# Short task:
From the listing below, copy every line with the word "واصل".

# Items:
────────────────────
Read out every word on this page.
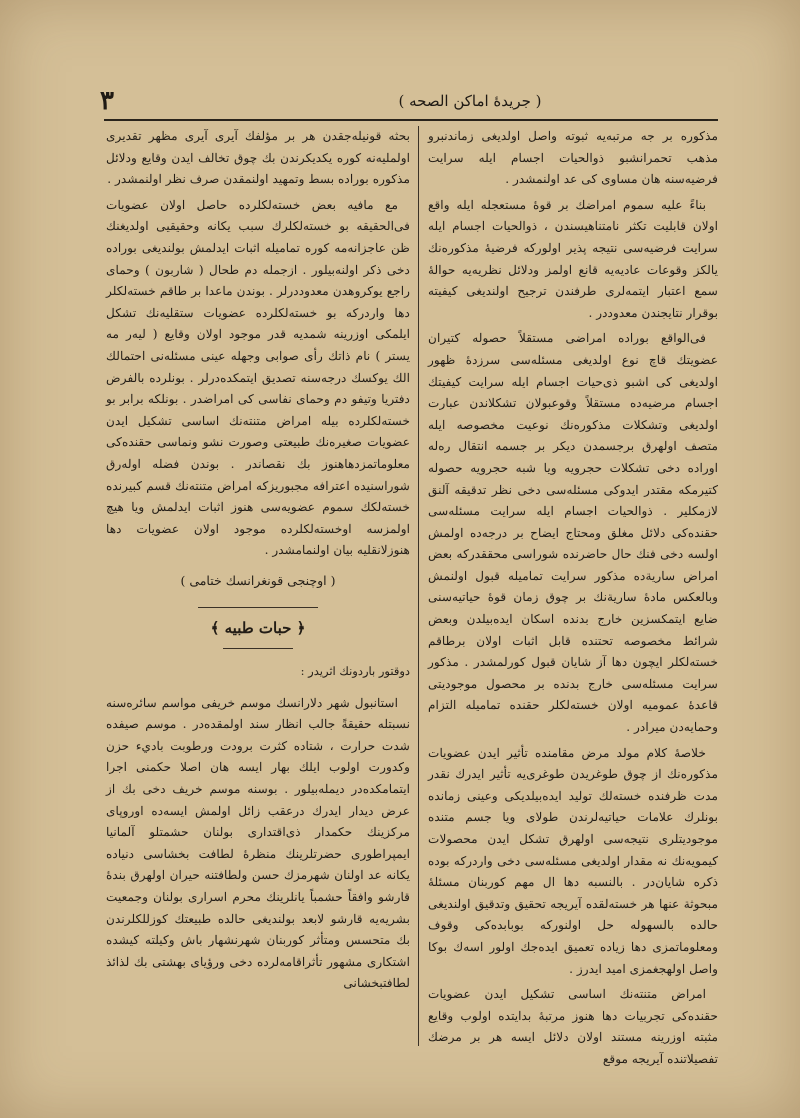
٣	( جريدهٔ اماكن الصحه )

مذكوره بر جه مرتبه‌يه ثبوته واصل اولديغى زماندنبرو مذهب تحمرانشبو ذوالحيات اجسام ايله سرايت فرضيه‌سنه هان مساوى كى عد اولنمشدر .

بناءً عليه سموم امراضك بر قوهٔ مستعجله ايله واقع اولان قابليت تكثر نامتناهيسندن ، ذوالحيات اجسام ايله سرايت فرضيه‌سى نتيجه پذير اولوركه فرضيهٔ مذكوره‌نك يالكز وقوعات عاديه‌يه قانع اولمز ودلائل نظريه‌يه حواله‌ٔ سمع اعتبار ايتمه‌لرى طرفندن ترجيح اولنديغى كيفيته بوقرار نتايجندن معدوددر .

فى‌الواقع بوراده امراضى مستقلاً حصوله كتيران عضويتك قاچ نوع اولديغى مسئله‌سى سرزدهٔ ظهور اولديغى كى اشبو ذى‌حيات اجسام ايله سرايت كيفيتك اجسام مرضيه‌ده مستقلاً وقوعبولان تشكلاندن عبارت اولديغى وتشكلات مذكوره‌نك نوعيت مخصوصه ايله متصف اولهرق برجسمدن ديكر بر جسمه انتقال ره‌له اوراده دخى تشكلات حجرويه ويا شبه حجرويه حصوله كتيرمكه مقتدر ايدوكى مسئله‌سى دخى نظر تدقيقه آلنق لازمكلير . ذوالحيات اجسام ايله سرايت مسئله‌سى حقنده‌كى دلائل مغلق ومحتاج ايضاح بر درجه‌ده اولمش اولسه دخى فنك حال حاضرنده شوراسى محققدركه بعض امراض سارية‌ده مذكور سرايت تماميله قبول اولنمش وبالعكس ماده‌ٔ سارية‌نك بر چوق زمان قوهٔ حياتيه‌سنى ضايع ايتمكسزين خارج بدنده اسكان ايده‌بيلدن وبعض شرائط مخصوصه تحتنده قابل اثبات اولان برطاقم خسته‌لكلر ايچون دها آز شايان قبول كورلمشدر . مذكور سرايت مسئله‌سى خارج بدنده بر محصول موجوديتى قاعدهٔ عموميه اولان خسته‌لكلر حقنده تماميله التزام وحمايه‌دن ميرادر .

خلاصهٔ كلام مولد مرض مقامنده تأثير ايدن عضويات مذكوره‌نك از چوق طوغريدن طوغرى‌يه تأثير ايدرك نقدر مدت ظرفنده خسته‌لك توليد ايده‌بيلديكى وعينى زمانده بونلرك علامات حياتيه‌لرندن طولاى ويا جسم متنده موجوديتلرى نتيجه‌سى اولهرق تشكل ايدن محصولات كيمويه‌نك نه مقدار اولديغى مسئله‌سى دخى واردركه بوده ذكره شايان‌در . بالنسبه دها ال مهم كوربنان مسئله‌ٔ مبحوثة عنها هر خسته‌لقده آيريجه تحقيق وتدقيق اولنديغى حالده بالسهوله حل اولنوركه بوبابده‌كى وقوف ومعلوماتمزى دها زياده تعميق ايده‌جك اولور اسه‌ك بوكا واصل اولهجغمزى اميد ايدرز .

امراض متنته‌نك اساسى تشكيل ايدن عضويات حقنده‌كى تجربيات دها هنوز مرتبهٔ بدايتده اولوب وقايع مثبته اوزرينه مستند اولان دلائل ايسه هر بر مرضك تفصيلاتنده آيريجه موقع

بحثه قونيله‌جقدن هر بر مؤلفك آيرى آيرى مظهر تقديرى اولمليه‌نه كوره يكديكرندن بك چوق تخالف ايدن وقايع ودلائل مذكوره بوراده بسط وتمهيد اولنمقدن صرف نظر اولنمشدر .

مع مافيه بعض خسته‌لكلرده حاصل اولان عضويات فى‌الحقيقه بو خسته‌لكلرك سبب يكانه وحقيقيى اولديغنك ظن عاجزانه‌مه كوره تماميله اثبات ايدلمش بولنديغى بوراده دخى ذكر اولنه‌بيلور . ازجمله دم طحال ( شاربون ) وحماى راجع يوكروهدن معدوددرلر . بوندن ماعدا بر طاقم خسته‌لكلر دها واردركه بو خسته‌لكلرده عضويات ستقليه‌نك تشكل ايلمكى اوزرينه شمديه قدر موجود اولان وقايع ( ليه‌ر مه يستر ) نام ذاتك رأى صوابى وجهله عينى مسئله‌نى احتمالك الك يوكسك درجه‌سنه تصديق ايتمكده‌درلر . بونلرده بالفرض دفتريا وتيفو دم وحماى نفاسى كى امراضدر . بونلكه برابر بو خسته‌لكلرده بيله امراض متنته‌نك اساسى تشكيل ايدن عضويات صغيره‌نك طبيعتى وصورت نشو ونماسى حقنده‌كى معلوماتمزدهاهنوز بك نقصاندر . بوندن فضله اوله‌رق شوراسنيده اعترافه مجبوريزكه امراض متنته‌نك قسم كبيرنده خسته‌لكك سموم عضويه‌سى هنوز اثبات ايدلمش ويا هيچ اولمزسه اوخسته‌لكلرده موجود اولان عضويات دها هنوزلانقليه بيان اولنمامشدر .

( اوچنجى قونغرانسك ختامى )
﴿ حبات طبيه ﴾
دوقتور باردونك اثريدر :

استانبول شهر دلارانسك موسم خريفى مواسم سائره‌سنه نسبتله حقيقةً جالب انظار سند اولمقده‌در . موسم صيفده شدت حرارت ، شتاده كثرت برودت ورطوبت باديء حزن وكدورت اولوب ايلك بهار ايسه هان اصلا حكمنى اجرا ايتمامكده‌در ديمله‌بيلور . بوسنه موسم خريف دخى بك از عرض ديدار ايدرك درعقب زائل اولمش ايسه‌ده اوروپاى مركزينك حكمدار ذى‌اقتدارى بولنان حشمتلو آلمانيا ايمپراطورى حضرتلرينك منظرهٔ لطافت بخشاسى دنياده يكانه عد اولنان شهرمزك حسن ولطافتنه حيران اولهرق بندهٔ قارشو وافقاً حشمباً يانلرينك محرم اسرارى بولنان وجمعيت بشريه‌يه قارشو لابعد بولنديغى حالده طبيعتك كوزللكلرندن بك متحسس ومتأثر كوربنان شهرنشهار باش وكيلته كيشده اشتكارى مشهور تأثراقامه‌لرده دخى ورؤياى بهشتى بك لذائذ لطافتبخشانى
────────────────────
# Result of the exercise:
مذكوره بر جه مرتبه‌يه ثبوته واصل اولديغى زماندنبرو مذهب تحمرانشبو ذوالحيات اجسام ايله سرايت فرضيه‌سنه هان مساوى كى عد اولنمشدر .
خلاصهٔ كلام مولد مرض مقامنده تأثير ايدن عضويات مذكوره‌نك از چوق طوغريدن طوغرى‌يه تأثير ايدرك نقدر مدت ظرفنده خسته‌لك توليد ايده‌بيلديكى وعينى زمانده بونلرك علامات حياتيه‌لرندن طولاى ويا جسم متنده موجوديتلرى نتيجه‌سى اولهرق تشكل ايدن محصولات كيمويه‌نك نه مقدار اولديغى مسئله‌سى دخى واردركه بوده ذكره شايان‌در . بالنسبه دها ال مهم كوربنان مسئله‌ٔ مبحوثة عنها هر خسته‌لقده آيريجه تحقيق وتدقيق اولنديغى حالده بالسهوله حل اولنوركه بوبابده‌كى وقوف ومعلوماتمزى دها زياده تعميق ايده‌جك اولور اسه‌ك بوكا واصل اولهجغمزى اميد ايدرز .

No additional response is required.